STORED DATA >>
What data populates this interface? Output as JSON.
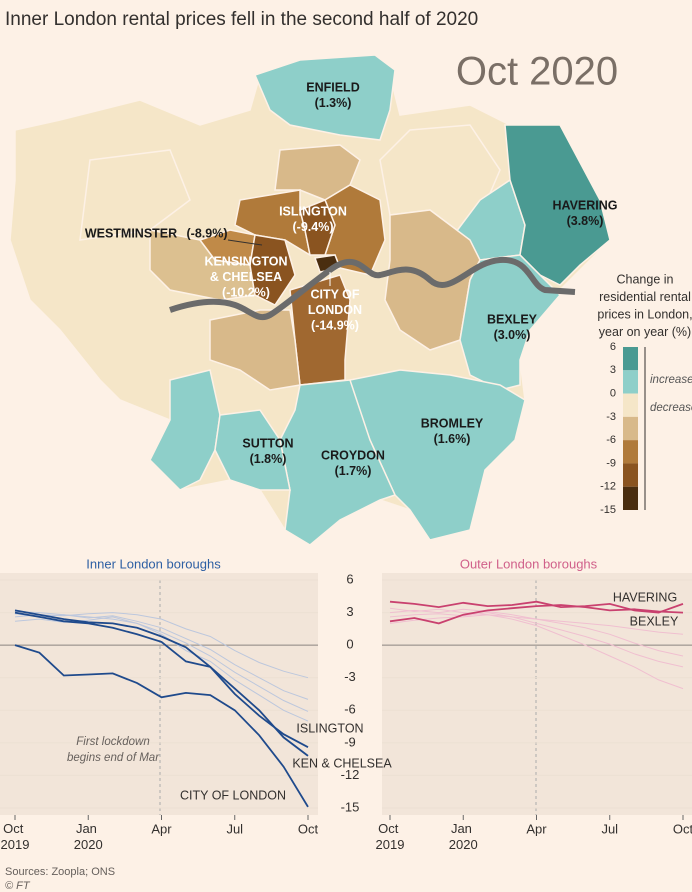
{
  "title": "Inner London rental prices fell in the second half of 2020",
  "map": {
    "date_label": "Oct 2020",
    "regions": [
      {
        "label_lines": [
          "ENFIELD"
        ],
        "value": 1.3,
        "value_label": "(1.3%)",
        "color": "#8ecfc9"
      },
      {
        "label_lines": [
          "HAVERING"
        ],
        "value": 3.8,
        "value_label": "(3.8%)",
        "color": "#4a9a92"
      },
      {
        "label_lines": [
          "BEXLEY"
        ],
        "value": 3.0,
        "value_label": "(3.0%)",
        "color": "#8ecfc9"
      },
      {
        "label_lines": [
          "BROMLEY"
        ],
        "value": 1.6,
        "value_label": "(1.6%)",
        "color": "#8ecfc9"
      },
      {
        "label_lines": [
          "CROYDON"
        ],
        "value": 1.7,
        "value_label": "(1.7%)",
        "color": "#8ecfc9"
      },
      {
        "label_lines": [
          "SUTTON"
        ],
        "value": 1.8,
        "value_label": "(1.8%)",
        "color": "#8ecfc9"
      },
      {
        "label_lines": [
          "WESTMINSTER"
        ],
        "value": -8.9,
        "value_label": "(-8.9%)",
        "color": "#c08a48"
      },
      {
        "label_lines": [
          "ISLINGTON"
        ],
        "value": -9.4,
        "value_label": "(-9.4%)",
        "color": "#8a5420"
      },
      {
        "label_lines": [
          "KENSINGTON",
          "& CHELSEA"
        ],
        "value": -10.2,
        "value_label": "(-10.2%)",
        "color": "#8a5420"
      },
      {
        "label_lines": [
          "CITY OF",
          "LONDON"
        ],
        "value": -14.9,
        "value_label": "(-14.9%)",
        "color": "#4a2e10"
      }
    ],
    "legend": {
      "title_lines": [
        "Change in",
        "residential rental",
        "prices in London,",
        "year on year (%)"
      ],
      "ticks": [
        6,
        3,
        0,
        -3,
        -6,
        -9,
        -12,
        -15
      ],
      "colors": [
        "#4a9a92",
        "#8ecfc9",
        "#f5e6c8",
        "#d8b98a",
        "#b07a3a",
        "#8a5420",
        "#4a2e10"
      ],
      "increase_label": "increase",
      "decrease_label": "decrease"
    }
  },
  "chart_data": [
    {
      "type": "line",
      "title": "Inner London boroughs",
      "title_color": "#2e5fa3",
      "categories": [
        "Oct 2019",
        null,
        null,
        "Jan 2020",
        null,
        null,
        "Apr",
        null,
        null,
        "Jul",
        null,
        null,
        "Oct"
      ],
      "ylim": [
        -15,
        6
      ],
      "yticks": [
        6,
        3,
        0,
        -3,
        -6,
        -9,
        -12,
        -15
      ],
      "annotation_lines": [
        "First lockdown",
        "begins end of Mar"
      ],
      "series": [
        {
          "color": "#bcc7dd",
          "values": [
            2.6,
            2.8,
            2.7,
            2.9,
            3.0,
            2.8,
            2.4,
            1.5,
            0.8,
            -0.5,
            -1.6,
            -2.4,
            -3.0
          ]
        },
        {
          "color": "#bcc7dd",
          "values": [
            2.9,
            2.6,
            2.8,
            2.5,
            2.7,
            2.2,
            1.6,
            0.6,
            -0.4,
            -1.8,
            -3.0,
            -4.2,
            -5.0
          ]
        },
        {
          "color": "#bcc7dd",
          "values": [
            2.2,
            2.4,
            2.1,
            2.3,
            2.6,
            2.0,
            1.2,
            0.2,
            -1.0,
            -2.5,
            -3.8,
            -5.1,
            -6.1
          ]
        },
        {
          "color": "#bcc7dd",
          "values": [
            3.1,
            3.0,
            2.8,
            2.6,
            2.4,
            2.0,
            1.0,
            -0.5,
            -1.5,
            -3.2,
            -4.6,
            -6.0,
            -7.0
          ]
        },
        {
          "name": "CITY OF LONDON",
          "color": "#1f4a8c",
          "values": [
            0,
            -0.7,
            -2.8,
            -2.7,
            -2.6,
            -3.5,
            -4.8,
            -4.4,
            -4.6,
            -6.0,
            -8.3,
            -11.2,
            -14.9
          ]
        },
        {
          "name": "KEN & CHELSEA",
          "color": "#1f4a8c",
          "values": [
            3.0,
            2.6,
            2.2,
            2.0,
            1.6,
            1.0,
            0.3,
            -1.5,
            -2.0,
            -4.0,
            -6.0,
            -8.5,
            -10.2
          ]
        },
        {
          "name": "ISLINGTON",
          "color": "#1f4a8c",
          "values": [
            3.2,
            2.8,
            2.4,
            2.1,
            2.0,
            1.6,
            0.8,
            -0.2,
            -2.0,
            -4.5,
            -6.5,
            -8.2,
            -9.4
          ]
        }
      ]
    },
    {
      "type": "line",
      "title": "Outer London boroughs",
      "title_color": "#d0608a",
      "categories": [
        "Oct 2019",
        null,
        null,
        "Jan 2020",
        null,
        null,
        "Apr",
        null,
        null,
        "Jul",
        null,
        null,
        "Oct"
      ],
      "ylim": [
        -15,
        6
      ],
      "yticks": [
        6,
        3,
        0,
        -3,
        -6,
        -9,
        -12,
        -15
      ],
      "series": [
        {
          "color": "#f0bfd0",
          "values": [
            3.0,
            3.2,
            3.0,
            3.3,
            3.1,
            2.8,
            2.4,
            2.0,
            1.6,
            1.0,
            0.2,
            -0.5,
            -1.0
          ]
        },
        {
          "color": "#f0bfd0",
          "values": [
            2.6,
            2.8,
            2.9,
            2.7,
            3.0,
            2.6,
            2.0,
            1.4,
            0.8,
            0.1,
            -0.8,
            -1.5,
            -2.0
          ]
        },
        {
          "color": "#f0bfd0",
          "values": [
            3.4,
            3.1,
            3.3,
            3.0,
            2.8,
            2.4,
            1.8,
            0.9,
            0.0,
            -1.0,
            -2.0,
            -3.2,
            -4.0
          ]
        },
        {
          "color": "#f0bfd0",
          "values": [
            2.0,
            2.3,
            2.5,
            2.6,
            2.8,
            2.6,
            2.4,
            2.2,
            2.0,
            1.8,
            1.5,
            1.2,
            1.0
          ]
        },
        {
          "name": "HAVERING",
          "color": "#c9416f",
          "values": [
            4.0,
            3.8,
            3.5,
            3.9,
            3.6,
            3.7,
            4.0,
            3.5,
            3.6,
            3.8,
            3.2,
            3.0,
            3.8
          ]
        },
        {
          "name": "BEXLEY",
          "color": "#c9416f",
          "values": [
            2.2,
            2.5,
            2.0,
            2.8,
            3.2,
            3.4,
            3.6,
            3.7,
            3.5,
            3.2,
            3.3,
            3.1,
            3.0
          ]
        }
      ]
    }
  ],
  "source": "Sources: Zoopla; ONS",
  "credit": "© FT"
}
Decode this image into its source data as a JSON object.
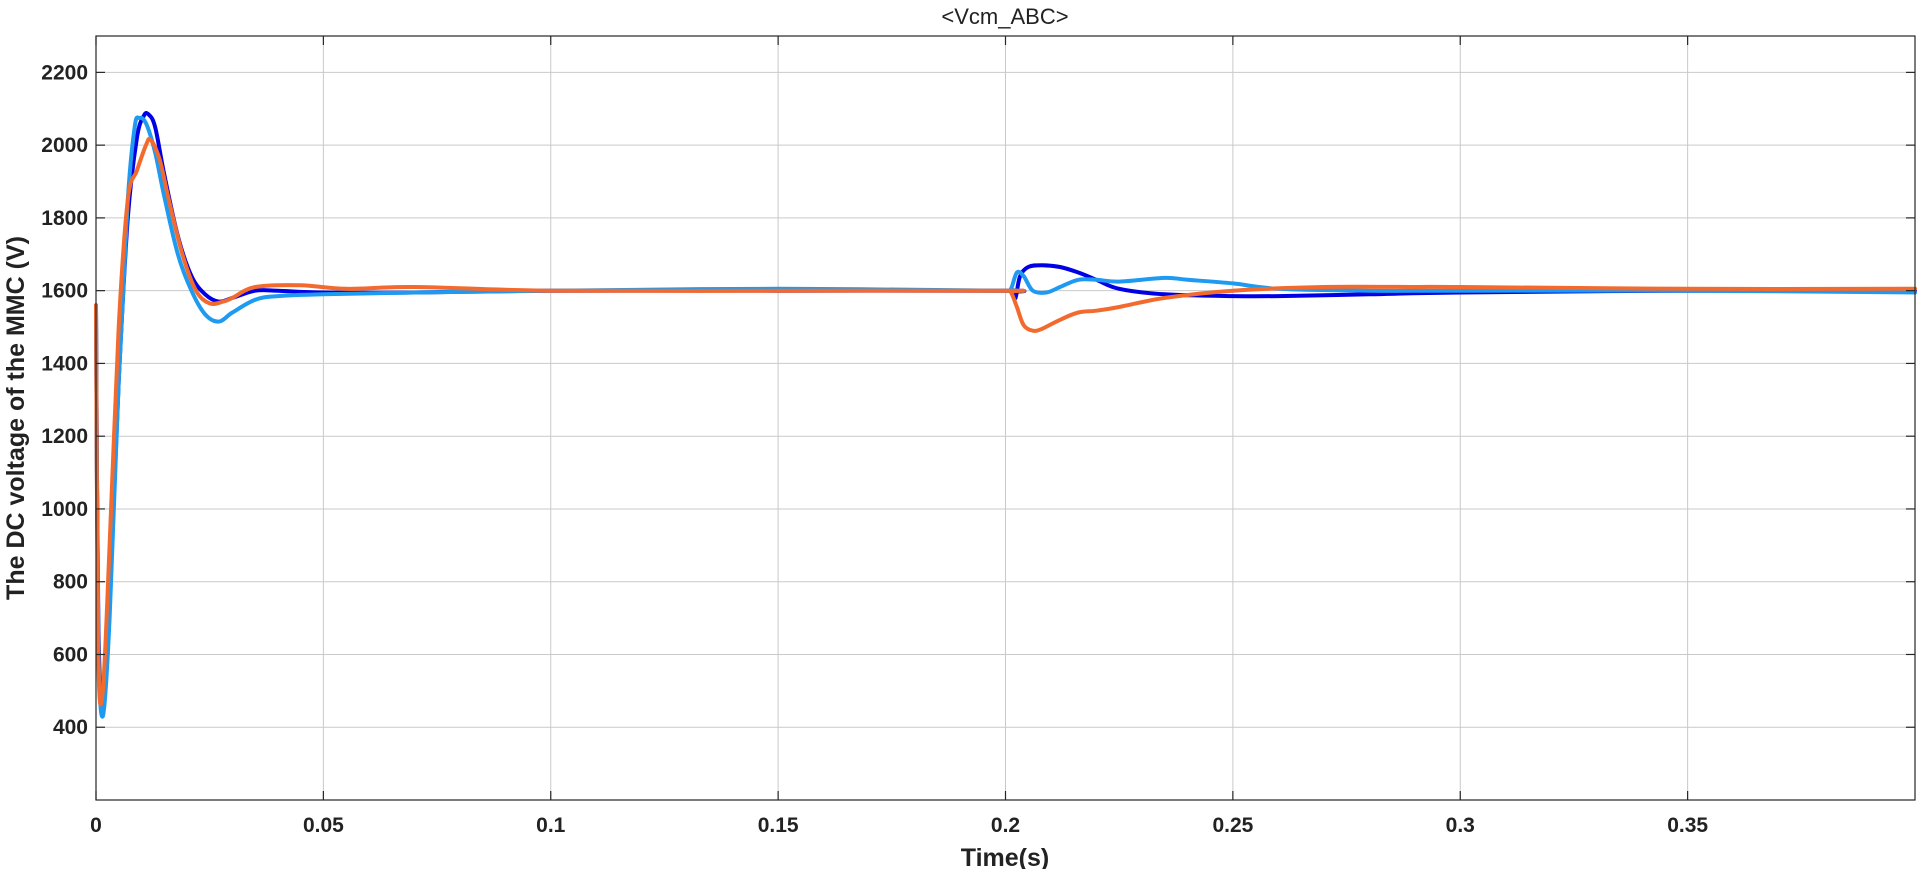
{
  "chart_data": {
    "type": "line",
    "title": "<Vcm_ABC>",
    "xlabel": "Time(s)",
    "ylabel": "The DC voltage of the MMC (V)",
    "xlim": [
      0,
      0.4
    ],
    "ylim": [
      200,
      2300
    ],
    "xticks": [
      0,
      0.05,
      0.1,
      0.15,
      0.2,
      0.25,
      0.3,
      0.35
    ],
    "xtick_labels": [
      "0",
      "0.05",
      "0.1",
      "0.15",
      "0.2",
      "0.25",
      "0.3",
      "0.35"
    ],
    "yticks": [
      400,
      600,
      800,
      1000,
      1200,
      1400,
      1600,
      1800,
      2000,
      2200
    ],
    "ytick_labels": [
      "400",
      "600",
      "800",
      "1000",
      "1200",
      "1400",
      "1600",
      "1800",
      "2000",
      "2200"
    ],
    "grid": true,
    "colors": [
      "#0000e6",
      "#1e9bf0",
      "#f26a2e"
    ],
    "series": [
      {
        "x": [
          0,
          0.0005,
          0.0015,
          0.003,
          0.005,
          0.007,
          0.009,
          0.0105,
          0.0115,
          0.013,
          0.015,
          0.018,
          0.021,
          0.024,
          0.027,
          0.03,
          0.035,
          0.04,
          0.05,
          0.07,
          0.1,
          0.15,
          0.2,
          0.2015,
          0.2022,
          0.2032,
          0.205,
          0.208,
          0.212,
          0.216,
          0.22,
          0.225,
          0.235,
          0.25,
          0.26,
          0.28,
          0.3,
          0.35,
          0.4
        ],
        "values": [
          1560,
          700,
          450,
          750,
          1350,
          1800,
          2020,
          2080,
          2085,
          2050,
          1920,
          1750,
          1640,
          1590,
          1570,
          1580,
          1600,
          1600,
          1595,
          1595,
          1600,
          1600,
          1600,
          1595,
          1580,
          1640,
          1665,
          1670,
          1665,
          1650,
          1630,
          1605,
          1590,
          1585,
          1585,
          1590,
          1595,
          1600,
          1600
        ]
      },
      {
        "x": [
          0,
          0.0005,
          0.0015,
          0.003,
          0.005,
          0.007,
          0.0085,
          0.0095,
          0.011,
          0.013,
          0.015,
          0.018,
          0.021,
          0.024,
          0.027,
          0.03,
          0.035,
          0.04,
          0.05,
          0.07,
          0.1,
          0.15,
          0.2,
          0.2012,
          0.2025,
          0.204,
          0.206,
          0.209,
          0.212,
          0.216,
          0.22,
          0.225,
          0.235,
          0.24,
          0.25,
          0.26,
          0.28,
          0.3,
          0.35,
          0.4
        ],
        "values": [
          1550,
          650,
          430,
          700,
          1350,
          1850,
          2050,
          2075,
          2060,
          1980,
          1860,
          1700,
          1600,
          1535,
          1515,
          1540,
          1575,
          1585,
          1590,
          1595,
          1600,
          1605,
          1600,
          1605,
          1650,
          1640,
          1600,
          1595,
          1610,
          1630,
          1630,
          1625,
          1635,
          1630,
          1620,
          1605,
          1600,
          1600,
          1600,
          1595
        ]
      },
      {
        "x": [
          0,
          0.0005,
          0.0015,
          0.003,
          0.005,
          0.007,
          0.009,
          0.011,
          0.012,
          0.014,
          0.016,
          0.019,
          0.022,
          0.025,
          0.028,
          0.03,
          0.035,
          0.045,
          0.055,
          0.07,
          0.1,
          0.15,
          0.2,
          0.2012,
          0.2025,
          0.204,
          0.206,
          0.208,
          0.212,
          0.216,
          0.22,
          0.225,
          0.235,
          0.25,
          0.27,
          0.29,
          0.3,
          0.35,
          0.4
        ],
        "values": [
          1560,
          600,
          500,
          900,
          1500,
          1850,
          1930,
          2000,
          2015,
          1960,
          1850,
          1700,
          1600,
          1565,
          1570,
          1580,
          1610,
          1615,
          1605,
          1610,
          1600,
          1600,
          1600,
          1595,
          1555,
          1505,
          1490,
          1495,
          1520,
          1540,
          1545,
          1555,
          1580,
          1600,
          1610,
          1610,
          1610,
          1605,
          1605
        ]
      }
    ]
  }
}
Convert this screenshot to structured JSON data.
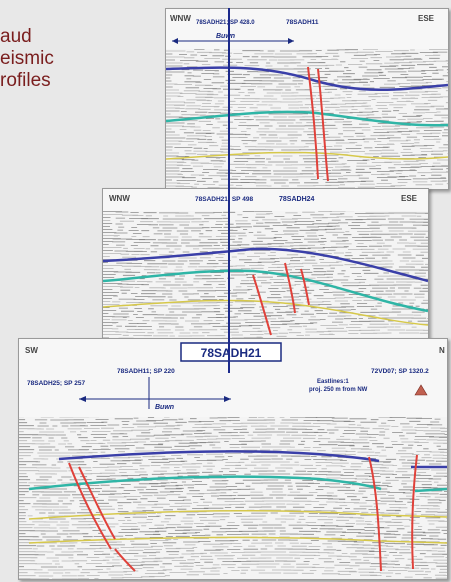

WHAT THE TASK REQUIRES >> Gather all lines where the word "boroughs" appears.

COMPLETE ANSWER >>
      "title": "Inner London boroughs",
      "title": "Outer London boroughs",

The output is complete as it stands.